Saved entries
-=-=-

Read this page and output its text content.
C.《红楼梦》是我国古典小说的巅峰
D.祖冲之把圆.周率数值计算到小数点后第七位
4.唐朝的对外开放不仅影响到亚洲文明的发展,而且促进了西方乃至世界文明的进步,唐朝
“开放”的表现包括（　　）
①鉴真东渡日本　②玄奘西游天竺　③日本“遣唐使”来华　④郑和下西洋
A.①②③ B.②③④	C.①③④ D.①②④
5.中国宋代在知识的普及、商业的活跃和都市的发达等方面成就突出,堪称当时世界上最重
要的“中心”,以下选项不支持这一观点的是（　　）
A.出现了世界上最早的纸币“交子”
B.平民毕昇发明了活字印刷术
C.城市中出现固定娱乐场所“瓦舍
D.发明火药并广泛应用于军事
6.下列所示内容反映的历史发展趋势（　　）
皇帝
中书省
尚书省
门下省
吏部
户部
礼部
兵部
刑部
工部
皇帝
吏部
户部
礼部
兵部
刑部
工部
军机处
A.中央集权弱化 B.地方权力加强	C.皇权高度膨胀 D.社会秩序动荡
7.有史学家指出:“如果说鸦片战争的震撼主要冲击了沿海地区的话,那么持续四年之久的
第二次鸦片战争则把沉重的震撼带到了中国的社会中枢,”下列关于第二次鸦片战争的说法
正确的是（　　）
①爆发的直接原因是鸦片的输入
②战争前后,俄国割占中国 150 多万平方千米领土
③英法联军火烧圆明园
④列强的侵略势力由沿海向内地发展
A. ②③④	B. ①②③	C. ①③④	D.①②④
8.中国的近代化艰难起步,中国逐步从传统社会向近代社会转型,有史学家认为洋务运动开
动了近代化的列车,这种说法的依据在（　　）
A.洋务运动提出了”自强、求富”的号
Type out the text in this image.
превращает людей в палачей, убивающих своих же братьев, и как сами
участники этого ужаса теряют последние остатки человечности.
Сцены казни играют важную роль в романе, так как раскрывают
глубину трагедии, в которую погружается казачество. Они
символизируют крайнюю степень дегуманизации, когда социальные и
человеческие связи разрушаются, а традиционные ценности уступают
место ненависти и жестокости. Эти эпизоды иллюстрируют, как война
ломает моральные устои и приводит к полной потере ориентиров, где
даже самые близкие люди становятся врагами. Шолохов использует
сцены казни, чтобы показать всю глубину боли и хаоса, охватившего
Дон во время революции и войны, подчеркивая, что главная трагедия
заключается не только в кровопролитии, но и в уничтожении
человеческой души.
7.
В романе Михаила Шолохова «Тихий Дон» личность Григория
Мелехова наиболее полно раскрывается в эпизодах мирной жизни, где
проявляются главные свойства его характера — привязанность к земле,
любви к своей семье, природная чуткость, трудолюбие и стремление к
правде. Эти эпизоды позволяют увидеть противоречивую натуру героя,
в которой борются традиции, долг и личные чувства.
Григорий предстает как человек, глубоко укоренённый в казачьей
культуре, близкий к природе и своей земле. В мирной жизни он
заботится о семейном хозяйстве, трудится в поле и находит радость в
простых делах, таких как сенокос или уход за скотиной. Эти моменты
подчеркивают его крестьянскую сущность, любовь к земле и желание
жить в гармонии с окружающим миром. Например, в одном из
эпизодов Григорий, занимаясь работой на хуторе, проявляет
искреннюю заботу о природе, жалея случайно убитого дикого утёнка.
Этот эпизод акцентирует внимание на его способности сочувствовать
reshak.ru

-=-=-

YOUR GOAL ::
Pick out each line above that includes "казни" and show it.

TASK OUTPUT ::
Сцены казни играют важную роль в романе, так как раскрывают
сцены казни, чтобы показать всю глубину боли и хаоса, охватившего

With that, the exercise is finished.